▶ Instructions for the task
Go through the data below and gather each line containing "marketing".

[Collected data entries]
::::

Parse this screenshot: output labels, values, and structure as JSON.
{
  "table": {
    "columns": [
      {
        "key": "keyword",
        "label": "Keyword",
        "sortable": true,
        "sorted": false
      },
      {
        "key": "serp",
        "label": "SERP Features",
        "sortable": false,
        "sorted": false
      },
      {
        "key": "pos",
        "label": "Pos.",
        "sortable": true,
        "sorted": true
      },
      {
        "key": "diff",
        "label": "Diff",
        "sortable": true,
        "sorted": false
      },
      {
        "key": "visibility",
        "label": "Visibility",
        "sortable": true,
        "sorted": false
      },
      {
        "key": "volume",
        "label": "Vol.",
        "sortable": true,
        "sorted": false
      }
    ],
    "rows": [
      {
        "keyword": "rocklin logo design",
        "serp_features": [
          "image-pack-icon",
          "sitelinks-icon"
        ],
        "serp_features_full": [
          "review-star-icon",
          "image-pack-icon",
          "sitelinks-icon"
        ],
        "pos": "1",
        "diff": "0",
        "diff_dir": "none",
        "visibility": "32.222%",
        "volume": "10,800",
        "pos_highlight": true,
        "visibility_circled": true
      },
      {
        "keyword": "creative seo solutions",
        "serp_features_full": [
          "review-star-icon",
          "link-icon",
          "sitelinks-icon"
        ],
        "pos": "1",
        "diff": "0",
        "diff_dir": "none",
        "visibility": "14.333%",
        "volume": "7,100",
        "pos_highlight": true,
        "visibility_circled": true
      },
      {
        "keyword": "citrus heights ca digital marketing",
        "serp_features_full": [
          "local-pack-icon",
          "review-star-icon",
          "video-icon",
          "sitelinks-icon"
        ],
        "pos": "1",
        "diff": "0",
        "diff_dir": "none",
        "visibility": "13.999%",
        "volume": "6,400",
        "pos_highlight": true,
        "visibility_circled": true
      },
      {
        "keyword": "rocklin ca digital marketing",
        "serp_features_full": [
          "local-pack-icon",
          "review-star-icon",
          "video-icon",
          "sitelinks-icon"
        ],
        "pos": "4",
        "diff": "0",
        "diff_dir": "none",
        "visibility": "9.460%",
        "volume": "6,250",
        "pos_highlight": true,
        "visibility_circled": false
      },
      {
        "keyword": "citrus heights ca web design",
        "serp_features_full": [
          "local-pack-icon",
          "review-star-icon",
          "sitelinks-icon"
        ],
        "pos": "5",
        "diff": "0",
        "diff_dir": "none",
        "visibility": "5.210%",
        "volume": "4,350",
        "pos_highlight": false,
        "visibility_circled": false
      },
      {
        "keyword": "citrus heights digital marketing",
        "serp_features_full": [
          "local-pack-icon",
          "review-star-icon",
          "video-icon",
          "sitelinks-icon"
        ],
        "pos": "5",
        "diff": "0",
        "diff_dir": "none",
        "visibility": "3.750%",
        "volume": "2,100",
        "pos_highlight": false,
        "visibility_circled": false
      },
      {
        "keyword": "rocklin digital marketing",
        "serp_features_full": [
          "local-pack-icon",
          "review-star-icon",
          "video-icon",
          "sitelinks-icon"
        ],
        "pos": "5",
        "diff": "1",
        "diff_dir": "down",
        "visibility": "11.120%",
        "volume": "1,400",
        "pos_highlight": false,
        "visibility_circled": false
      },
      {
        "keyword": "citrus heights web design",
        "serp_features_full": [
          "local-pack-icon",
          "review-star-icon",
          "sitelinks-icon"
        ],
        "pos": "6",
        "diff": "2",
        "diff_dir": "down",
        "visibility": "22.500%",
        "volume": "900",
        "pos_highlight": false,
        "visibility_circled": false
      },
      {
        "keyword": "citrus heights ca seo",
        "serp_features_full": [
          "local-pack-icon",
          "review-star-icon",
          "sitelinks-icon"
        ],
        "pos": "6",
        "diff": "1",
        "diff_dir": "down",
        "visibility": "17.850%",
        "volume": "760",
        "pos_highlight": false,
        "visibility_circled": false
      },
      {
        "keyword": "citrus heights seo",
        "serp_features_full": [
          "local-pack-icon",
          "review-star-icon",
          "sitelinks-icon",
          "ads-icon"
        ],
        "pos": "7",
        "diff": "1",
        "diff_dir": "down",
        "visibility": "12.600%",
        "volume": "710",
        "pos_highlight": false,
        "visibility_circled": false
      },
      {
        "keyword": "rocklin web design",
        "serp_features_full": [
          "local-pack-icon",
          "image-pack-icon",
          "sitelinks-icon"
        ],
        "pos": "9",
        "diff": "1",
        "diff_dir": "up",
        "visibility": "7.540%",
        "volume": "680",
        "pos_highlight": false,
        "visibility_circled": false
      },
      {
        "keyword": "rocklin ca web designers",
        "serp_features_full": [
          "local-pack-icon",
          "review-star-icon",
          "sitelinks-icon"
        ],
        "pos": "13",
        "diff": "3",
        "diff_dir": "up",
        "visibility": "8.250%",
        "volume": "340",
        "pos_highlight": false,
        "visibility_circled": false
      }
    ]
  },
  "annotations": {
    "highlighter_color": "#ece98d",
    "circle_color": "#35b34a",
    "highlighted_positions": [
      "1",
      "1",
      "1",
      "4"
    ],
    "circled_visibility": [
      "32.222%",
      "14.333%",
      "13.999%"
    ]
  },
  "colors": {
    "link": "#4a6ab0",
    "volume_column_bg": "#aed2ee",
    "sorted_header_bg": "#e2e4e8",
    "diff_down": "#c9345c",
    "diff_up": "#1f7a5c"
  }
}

::::

▶ Correct output
        "keyword": "citrus heights ca digital marketing",
        "keyword": "rocklin ca digital marketing",
        "keyword": "citrus heights digital marketing",
        "keyword": "rocklin digital marketing",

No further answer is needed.